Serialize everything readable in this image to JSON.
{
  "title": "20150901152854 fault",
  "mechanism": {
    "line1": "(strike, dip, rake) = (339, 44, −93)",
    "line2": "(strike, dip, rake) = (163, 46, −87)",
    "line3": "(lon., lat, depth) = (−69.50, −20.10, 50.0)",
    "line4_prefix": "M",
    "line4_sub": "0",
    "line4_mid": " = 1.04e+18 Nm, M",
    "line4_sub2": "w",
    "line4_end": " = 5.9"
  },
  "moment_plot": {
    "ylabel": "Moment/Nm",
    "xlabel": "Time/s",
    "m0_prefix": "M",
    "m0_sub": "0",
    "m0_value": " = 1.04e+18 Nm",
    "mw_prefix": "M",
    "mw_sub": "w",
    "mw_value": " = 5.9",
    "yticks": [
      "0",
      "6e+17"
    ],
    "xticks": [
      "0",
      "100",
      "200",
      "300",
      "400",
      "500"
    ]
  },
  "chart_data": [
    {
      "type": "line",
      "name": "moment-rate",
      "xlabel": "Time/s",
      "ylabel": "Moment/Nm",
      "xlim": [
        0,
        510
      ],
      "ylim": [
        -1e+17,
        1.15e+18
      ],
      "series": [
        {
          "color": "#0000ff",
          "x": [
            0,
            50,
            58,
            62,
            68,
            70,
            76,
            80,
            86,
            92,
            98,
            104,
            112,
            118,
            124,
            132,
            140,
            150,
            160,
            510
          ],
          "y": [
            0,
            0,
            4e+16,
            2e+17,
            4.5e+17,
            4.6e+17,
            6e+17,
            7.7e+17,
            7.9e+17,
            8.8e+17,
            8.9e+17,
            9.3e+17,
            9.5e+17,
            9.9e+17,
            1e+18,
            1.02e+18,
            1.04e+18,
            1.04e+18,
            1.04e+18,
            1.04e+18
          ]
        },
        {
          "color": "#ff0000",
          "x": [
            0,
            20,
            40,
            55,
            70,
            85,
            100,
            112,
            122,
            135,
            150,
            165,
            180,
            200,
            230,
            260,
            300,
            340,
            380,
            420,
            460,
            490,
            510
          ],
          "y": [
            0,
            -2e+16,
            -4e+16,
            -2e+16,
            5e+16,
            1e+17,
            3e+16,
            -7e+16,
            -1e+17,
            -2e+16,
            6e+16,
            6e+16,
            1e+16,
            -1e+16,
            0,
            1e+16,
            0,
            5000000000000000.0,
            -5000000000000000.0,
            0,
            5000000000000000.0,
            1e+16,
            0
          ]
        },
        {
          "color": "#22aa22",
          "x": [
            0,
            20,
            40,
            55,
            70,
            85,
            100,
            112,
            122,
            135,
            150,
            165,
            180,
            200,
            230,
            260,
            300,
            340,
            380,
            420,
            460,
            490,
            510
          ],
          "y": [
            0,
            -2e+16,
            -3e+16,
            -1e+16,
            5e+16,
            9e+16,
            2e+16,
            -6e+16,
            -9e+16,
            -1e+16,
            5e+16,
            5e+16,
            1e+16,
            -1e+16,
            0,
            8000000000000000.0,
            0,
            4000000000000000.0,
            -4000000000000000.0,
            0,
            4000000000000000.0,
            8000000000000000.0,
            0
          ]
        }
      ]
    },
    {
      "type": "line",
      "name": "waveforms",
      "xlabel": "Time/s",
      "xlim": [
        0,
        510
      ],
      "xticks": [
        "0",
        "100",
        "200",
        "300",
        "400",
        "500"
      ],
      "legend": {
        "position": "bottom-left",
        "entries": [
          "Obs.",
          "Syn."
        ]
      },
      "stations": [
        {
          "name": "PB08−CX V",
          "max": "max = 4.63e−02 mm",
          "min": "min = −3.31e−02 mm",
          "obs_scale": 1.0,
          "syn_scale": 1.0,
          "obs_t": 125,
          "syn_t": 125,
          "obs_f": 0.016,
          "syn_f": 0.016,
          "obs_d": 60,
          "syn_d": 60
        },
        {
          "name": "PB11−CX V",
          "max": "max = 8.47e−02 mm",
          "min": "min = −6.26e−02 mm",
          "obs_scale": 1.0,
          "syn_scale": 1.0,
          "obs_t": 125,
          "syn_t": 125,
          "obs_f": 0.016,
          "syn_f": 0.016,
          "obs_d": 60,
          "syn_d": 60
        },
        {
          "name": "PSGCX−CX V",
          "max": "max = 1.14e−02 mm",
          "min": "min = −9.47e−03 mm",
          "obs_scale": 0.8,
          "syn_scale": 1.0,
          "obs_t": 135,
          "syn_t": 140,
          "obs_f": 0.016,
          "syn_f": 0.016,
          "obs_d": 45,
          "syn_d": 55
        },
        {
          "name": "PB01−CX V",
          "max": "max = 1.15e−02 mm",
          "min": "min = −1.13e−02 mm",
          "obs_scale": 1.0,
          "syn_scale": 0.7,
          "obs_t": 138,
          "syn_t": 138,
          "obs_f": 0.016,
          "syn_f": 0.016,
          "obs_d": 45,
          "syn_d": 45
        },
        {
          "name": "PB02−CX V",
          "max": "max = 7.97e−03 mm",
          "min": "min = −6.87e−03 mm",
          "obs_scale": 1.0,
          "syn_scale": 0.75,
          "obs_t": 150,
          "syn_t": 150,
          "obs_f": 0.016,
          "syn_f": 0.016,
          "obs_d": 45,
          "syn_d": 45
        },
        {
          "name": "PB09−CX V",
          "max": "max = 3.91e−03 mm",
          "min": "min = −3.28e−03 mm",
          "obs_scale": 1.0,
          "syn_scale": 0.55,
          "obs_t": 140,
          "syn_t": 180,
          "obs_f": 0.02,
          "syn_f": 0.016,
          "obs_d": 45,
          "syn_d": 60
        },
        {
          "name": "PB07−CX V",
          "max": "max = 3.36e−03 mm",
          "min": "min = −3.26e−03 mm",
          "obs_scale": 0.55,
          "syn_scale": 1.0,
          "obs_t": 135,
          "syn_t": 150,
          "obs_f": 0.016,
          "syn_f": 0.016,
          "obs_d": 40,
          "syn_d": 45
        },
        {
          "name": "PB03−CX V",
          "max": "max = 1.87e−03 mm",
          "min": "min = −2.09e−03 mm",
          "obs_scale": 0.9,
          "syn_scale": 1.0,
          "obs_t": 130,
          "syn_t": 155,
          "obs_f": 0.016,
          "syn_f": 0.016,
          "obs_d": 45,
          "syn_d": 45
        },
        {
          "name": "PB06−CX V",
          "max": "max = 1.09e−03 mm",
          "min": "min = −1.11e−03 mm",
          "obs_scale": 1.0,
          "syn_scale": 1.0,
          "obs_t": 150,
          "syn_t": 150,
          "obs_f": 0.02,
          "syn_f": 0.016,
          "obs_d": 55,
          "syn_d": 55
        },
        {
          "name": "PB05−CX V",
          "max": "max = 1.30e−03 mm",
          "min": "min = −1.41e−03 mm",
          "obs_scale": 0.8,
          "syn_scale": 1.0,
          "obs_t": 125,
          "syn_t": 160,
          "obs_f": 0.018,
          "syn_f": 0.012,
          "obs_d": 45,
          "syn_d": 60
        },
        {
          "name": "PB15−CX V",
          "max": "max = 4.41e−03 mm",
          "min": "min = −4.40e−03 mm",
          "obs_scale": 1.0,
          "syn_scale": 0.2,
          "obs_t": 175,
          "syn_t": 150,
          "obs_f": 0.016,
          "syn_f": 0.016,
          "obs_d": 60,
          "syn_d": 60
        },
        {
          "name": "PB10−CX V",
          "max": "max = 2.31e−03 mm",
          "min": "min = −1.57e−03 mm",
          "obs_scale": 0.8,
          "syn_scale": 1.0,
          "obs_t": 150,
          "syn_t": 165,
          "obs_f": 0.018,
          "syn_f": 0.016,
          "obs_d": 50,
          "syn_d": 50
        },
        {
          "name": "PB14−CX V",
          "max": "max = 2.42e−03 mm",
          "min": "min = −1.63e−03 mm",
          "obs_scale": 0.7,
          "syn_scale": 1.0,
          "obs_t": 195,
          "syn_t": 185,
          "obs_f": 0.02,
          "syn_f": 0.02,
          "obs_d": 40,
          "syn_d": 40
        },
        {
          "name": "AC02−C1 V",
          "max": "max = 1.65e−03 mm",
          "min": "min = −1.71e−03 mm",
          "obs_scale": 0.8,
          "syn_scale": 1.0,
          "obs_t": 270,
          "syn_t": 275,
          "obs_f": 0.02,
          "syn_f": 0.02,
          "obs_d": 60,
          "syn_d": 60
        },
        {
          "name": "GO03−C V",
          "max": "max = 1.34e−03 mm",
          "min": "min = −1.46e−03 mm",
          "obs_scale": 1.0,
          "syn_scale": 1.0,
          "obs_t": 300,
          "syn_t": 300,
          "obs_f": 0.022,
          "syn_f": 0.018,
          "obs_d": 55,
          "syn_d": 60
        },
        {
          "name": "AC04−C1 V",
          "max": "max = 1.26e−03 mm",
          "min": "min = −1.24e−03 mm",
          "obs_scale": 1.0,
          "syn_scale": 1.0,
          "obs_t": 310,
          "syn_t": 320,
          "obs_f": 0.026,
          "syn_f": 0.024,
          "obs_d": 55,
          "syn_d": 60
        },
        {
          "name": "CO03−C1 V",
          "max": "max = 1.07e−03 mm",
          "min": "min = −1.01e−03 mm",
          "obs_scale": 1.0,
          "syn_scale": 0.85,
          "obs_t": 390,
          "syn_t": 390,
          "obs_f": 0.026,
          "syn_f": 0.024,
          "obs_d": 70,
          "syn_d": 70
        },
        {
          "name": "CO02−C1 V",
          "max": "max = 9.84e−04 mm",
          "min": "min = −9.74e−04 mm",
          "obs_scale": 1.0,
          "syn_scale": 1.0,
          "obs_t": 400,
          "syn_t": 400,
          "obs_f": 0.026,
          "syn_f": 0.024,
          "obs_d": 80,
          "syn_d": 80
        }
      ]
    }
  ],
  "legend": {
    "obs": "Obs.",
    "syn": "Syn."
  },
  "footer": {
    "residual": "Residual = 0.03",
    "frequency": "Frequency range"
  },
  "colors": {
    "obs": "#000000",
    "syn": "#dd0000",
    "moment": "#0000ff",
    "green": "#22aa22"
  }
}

◆ **What the task asks**
Filter the records down to the lines that contain the string "rake", and copy those lines.

◆ **Solution below**
    "line1": "(strike, dip, rake) = (339, 44, −93)",
    "line2": "(strike, dip, rake) = (163, 46, −87)",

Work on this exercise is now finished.